▸ **WHAT THE EXERCISE ASKS**:
How many of the lines here include "price"? Answer with a single number.

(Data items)
________________________________________
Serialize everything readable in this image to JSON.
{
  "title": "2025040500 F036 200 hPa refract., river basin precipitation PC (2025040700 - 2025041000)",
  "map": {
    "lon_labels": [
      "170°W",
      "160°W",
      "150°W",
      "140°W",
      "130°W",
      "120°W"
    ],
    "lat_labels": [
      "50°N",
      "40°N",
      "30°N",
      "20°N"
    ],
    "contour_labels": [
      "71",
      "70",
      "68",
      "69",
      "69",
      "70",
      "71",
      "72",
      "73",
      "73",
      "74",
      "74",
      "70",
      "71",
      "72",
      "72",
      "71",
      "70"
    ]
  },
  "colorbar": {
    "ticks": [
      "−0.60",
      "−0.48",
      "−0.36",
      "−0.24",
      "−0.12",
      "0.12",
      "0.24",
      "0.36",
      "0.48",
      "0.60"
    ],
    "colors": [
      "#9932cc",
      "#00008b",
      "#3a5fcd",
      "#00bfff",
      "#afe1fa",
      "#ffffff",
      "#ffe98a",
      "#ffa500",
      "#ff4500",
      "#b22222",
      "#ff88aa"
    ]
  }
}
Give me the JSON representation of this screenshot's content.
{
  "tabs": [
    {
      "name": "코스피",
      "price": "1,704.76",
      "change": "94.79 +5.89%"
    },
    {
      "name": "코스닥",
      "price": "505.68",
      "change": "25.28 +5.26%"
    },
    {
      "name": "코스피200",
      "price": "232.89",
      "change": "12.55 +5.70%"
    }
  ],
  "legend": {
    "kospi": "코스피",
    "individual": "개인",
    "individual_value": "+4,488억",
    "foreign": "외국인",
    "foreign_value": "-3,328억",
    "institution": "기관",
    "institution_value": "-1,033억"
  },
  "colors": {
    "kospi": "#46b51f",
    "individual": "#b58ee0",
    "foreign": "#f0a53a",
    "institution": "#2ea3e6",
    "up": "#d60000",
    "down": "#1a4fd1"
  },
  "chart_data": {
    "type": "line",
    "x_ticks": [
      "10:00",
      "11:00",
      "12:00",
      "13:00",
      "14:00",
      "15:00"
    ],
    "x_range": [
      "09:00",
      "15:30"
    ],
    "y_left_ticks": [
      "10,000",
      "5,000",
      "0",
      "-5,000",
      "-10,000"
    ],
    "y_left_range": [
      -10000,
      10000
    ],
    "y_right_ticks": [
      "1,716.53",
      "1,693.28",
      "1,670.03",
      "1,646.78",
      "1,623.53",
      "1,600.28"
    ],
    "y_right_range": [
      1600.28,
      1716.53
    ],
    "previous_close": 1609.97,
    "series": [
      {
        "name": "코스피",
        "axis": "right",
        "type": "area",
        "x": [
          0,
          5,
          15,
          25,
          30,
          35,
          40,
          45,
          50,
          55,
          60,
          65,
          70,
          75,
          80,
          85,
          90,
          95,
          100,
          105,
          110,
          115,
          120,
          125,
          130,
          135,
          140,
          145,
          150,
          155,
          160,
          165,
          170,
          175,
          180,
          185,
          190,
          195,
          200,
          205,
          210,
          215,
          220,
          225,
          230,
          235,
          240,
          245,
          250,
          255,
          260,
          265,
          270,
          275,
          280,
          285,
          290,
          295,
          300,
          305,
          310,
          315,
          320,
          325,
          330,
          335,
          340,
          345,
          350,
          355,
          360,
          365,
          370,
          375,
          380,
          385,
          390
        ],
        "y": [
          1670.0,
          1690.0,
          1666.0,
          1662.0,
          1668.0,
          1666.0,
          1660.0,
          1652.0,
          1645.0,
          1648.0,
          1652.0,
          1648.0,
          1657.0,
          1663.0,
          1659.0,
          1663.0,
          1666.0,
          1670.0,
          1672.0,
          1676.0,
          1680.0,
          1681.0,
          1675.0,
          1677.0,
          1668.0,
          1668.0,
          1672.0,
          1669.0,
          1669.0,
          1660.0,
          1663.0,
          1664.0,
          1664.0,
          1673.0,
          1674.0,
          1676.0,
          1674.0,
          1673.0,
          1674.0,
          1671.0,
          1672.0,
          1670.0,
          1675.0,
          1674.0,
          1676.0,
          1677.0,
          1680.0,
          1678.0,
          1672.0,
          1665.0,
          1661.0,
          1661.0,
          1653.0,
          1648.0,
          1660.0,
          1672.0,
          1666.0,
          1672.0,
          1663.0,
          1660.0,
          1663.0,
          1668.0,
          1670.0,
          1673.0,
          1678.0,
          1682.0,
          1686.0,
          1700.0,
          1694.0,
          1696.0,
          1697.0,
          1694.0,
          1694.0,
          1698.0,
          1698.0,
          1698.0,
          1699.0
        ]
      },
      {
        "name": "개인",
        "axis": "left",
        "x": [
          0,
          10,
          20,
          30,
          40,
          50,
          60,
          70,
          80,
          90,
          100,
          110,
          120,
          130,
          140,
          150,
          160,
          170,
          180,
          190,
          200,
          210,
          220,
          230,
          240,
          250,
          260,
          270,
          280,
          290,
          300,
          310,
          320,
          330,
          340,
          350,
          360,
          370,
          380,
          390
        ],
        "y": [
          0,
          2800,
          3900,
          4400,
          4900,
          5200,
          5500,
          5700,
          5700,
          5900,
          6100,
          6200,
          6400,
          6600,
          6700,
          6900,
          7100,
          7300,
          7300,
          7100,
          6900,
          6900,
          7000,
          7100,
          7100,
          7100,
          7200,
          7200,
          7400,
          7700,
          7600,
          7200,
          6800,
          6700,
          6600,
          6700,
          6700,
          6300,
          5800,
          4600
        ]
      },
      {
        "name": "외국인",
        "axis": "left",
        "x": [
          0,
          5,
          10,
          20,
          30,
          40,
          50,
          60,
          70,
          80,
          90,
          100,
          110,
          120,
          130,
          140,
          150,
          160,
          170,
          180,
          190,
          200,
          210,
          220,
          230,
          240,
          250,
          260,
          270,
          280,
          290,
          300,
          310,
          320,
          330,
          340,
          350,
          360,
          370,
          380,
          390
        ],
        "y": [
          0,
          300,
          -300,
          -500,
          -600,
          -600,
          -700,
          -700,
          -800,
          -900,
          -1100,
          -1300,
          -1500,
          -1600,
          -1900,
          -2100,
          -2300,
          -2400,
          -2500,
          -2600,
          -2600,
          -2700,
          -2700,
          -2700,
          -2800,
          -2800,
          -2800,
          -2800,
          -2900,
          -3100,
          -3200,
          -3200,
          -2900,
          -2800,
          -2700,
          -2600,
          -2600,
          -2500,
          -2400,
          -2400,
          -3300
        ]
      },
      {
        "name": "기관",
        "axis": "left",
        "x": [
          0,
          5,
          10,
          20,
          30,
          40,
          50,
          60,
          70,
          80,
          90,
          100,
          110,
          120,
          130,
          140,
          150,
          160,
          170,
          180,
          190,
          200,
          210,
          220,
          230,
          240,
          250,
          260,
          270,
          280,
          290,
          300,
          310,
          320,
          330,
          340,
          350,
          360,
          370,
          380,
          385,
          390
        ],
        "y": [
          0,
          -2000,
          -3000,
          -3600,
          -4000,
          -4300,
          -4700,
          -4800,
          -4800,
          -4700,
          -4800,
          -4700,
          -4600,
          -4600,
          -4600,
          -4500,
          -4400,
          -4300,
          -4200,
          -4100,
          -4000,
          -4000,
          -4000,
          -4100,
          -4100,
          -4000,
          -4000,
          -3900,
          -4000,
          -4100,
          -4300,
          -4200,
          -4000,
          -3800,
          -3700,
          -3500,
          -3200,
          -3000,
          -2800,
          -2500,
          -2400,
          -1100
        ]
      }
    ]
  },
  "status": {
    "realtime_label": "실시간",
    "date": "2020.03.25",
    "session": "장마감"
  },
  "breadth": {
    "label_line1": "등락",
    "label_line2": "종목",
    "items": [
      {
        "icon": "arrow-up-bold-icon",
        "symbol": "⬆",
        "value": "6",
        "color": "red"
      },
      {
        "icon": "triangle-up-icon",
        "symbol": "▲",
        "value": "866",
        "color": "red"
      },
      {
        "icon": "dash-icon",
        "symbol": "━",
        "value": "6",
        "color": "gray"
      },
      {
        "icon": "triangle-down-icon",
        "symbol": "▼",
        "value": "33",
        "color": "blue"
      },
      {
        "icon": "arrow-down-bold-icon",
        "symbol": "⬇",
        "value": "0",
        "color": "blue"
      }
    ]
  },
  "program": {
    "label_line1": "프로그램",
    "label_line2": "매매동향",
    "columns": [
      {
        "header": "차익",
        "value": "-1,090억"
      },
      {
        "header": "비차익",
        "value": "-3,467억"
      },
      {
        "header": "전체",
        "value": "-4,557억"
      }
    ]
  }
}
________________________________________
▸ **RESULT**:
3